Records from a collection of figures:

--- begin ---

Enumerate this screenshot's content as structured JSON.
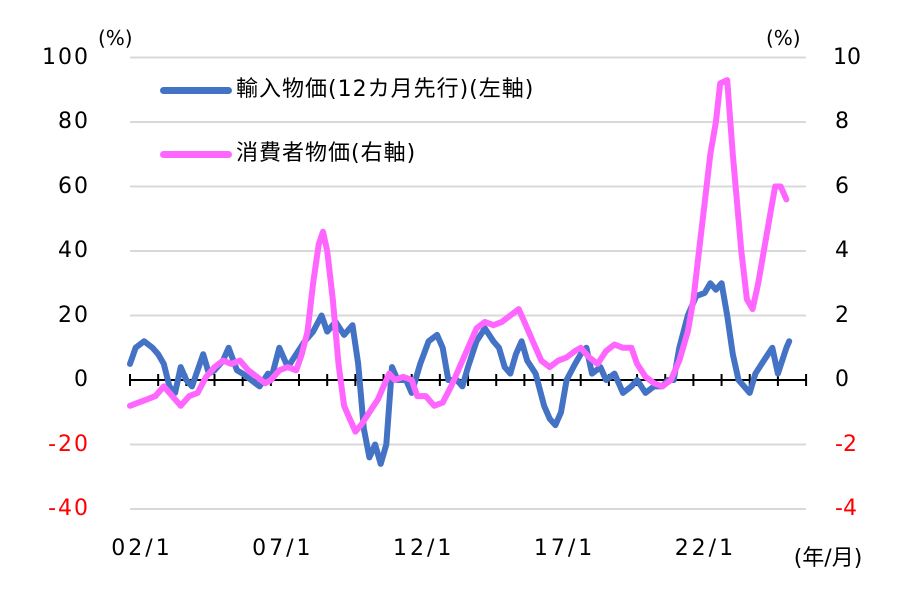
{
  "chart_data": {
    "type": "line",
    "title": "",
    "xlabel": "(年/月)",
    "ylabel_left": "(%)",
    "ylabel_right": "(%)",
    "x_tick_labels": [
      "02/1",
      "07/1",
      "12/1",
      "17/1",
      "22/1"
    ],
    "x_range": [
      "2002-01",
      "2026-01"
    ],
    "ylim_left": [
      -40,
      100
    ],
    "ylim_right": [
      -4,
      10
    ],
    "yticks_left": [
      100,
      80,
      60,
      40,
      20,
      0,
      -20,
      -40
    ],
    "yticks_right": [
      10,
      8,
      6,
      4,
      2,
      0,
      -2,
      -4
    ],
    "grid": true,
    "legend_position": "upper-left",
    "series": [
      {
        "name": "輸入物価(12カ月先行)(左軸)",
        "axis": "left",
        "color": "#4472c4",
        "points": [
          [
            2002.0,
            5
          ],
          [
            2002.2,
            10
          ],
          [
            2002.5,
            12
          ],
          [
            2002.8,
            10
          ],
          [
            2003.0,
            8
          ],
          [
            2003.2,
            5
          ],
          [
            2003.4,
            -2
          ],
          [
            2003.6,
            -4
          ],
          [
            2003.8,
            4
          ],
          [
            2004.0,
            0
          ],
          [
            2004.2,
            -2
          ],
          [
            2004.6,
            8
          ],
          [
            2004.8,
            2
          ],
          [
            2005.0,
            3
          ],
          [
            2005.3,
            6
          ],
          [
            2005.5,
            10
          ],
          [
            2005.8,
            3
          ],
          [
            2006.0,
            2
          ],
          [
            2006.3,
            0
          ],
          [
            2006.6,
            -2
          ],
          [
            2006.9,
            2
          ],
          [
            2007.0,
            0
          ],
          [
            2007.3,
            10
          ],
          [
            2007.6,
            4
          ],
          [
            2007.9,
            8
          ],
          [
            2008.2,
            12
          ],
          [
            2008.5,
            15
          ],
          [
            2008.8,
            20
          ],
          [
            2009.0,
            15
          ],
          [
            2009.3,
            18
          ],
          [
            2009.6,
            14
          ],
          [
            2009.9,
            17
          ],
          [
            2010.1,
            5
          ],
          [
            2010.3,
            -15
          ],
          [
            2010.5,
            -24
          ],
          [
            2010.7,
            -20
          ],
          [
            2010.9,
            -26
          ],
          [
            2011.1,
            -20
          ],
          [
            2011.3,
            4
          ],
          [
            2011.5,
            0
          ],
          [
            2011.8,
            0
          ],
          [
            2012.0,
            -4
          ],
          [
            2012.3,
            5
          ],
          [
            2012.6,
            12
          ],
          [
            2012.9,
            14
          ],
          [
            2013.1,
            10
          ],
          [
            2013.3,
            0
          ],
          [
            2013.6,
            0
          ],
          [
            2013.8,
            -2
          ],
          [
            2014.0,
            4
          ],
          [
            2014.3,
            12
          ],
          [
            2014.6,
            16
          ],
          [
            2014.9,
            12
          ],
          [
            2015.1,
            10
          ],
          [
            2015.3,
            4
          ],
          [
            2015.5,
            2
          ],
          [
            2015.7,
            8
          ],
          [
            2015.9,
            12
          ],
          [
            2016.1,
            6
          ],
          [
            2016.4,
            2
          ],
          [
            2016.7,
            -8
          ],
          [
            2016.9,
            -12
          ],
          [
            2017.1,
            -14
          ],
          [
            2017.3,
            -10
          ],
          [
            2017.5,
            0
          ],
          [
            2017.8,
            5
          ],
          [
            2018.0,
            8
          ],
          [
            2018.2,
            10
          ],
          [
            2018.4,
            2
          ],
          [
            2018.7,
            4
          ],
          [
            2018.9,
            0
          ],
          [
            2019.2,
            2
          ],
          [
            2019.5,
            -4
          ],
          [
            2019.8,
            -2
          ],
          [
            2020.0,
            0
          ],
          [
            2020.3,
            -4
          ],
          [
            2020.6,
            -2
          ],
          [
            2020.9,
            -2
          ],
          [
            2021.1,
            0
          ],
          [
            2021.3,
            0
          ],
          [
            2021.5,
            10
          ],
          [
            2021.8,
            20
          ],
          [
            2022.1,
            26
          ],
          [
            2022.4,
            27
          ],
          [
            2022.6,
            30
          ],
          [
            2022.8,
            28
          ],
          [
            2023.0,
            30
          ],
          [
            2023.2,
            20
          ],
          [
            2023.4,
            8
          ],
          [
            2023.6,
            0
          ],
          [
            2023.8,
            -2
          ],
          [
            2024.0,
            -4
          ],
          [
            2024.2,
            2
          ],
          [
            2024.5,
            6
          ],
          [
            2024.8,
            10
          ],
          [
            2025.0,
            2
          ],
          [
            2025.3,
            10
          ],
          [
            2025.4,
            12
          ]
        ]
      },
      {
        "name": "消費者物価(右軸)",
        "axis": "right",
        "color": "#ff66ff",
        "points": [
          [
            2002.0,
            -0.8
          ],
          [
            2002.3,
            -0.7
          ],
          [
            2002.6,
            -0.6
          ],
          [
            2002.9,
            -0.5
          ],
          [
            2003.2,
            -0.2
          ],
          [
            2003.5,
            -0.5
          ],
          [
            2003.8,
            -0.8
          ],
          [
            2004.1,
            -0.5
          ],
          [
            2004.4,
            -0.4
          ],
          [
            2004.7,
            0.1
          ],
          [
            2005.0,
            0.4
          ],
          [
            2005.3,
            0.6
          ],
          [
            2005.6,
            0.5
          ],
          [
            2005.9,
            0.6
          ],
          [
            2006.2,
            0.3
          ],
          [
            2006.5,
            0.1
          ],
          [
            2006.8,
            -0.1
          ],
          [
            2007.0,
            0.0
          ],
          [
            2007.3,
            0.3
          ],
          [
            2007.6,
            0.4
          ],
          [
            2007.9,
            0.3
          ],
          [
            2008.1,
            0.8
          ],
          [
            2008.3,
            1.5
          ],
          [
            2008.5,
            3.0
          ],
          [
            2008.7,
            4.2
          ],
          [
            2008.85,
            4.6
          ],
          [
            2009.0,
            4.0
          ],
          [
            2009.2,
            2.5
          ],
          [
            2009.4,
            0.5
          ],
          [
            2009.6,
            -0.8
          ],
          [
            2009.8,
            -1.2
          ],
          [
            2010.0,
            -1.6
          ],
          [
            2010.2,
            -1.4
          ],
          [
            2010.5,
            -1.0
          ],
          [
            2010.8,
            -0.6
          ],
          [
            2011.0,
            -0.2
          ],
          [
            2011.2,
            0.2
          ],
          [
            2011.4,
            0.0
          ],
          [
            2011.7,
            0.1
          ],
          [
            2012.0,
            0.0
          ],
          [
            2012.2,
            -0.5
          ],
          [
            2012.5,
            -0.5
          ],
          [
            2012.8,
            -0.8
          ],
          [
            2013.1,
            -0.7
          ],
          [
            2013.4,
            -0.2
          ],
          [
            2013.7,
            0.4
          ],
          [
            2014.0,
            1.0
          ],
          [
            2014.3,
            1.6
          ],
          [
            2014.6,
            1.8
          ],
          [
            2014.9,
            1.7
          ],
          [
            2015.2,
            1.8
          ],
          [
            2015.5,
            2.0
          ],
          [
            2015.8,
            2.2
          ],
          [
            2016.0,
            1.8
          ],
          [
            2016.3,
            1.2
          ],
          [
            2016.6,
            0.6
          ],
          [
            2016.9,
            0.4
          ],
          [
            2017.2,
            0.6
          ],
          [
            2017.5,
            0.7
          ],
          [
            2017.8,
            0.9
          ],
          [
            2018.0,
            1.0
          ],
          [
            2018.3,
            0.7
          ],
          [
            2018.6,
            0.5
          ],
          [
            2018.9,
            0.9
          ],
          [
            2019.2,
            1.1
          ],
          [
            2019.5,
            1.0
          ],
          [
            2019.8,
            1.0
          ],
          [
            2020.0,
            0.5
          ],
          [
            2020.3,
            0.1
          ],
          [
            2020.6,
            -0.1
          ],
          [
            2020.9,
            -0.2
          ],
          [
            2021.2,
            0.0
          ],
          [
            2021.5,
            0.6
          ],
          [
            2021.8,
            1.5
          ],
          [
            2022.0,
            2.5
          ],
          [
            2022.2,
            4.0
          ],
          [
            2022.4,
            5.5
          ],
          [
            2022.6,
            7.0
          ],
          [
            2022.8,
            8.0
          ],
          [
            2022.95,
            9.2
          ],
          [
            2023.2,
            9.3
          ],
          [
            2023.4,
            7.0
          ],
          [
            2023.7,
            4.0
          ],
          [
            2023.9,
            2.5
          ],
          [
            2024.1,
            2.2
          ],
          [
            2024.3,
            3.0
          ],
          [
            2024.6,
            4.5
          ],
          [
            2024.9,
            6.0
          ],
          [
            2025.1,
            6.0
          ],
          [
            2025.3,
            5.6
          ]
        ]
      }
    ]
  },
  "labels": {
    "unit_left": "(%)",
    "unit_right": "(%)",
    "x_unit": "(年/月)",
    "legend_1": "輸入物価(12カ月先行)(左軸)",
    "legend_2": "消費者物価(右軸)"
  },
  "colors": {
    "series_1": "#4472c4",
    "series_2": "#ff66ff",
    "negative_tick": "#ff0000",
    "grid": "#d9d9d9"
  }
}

--- end ---
--- begin ---

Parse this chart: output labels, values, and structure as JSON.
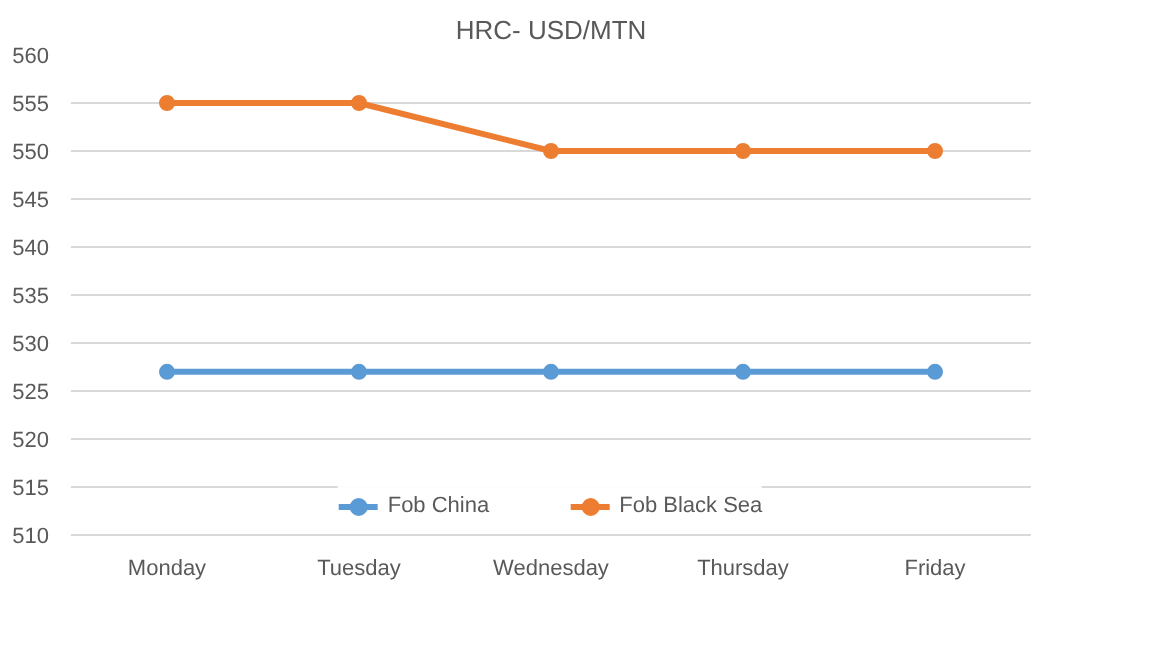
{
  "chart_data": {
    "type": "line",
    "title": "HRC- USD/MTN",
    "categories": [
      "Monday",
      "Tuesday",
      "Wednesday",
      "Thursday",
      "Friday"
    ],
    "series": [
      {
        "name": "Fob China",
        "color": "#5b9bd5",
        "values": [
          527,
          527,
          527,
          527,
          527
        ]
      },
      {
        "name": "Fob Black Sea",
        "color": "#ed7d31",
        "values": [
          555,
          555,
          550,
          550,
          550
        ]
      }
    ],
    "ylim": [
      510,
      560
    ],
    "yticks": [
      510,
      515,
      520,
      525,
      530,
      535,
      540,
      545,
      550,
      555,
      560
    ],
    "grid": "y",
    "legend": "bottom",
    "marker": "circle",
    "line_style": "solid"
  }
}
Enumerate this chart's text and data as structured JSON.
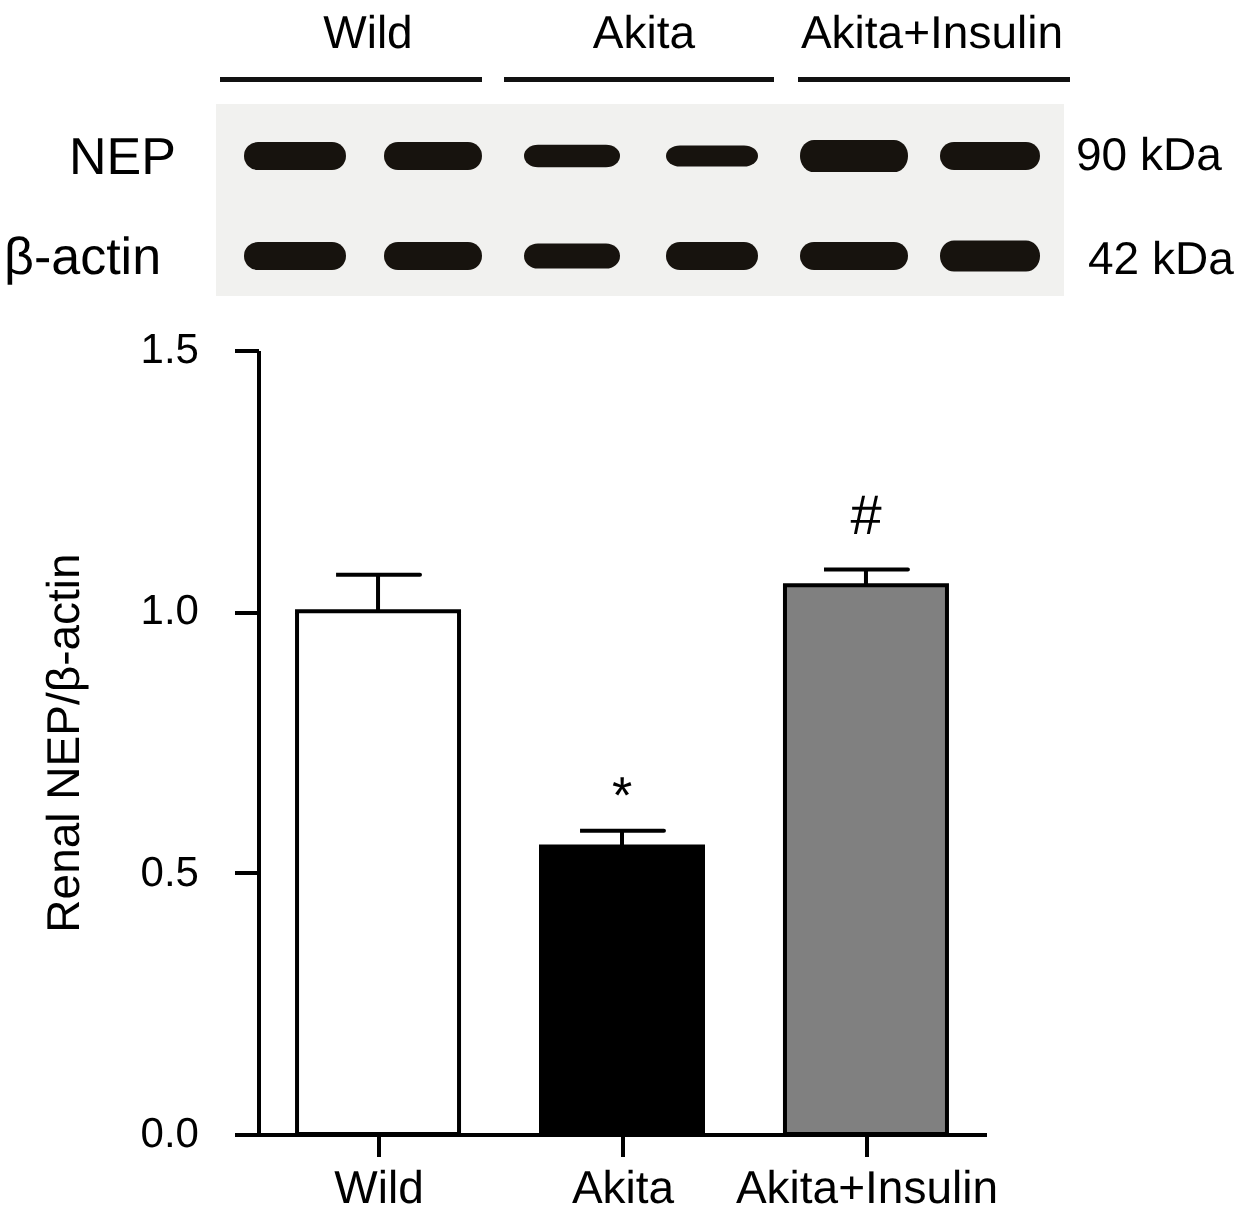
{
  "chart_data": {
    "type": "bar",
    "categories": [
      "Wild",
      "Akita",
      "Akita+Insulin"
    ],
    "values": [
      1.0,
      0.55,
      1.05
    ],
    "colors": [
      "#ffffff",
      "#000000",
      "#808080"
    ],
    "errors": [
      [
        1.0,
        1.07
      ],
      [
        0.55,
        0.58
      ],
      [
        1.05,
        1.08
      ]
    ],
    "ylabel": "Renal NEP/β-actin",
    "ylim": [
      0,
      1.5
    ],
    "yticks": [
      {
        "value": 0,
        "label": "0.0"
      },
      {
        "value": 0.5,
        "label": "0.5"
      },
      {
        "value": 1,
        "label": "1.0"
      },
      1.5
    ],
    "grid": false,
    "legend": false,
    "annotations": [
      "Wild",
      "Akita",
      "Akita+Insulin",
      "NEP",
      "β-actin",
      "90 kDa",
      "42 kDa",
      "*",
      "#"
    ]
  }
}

--- end ---

Locate the lines above that contain "structured" and copy them.

### WORKED SOLUTION:
Enumerate this screenshot's content as structured JSON.
Enumerate this chart's text and data as structured JSON.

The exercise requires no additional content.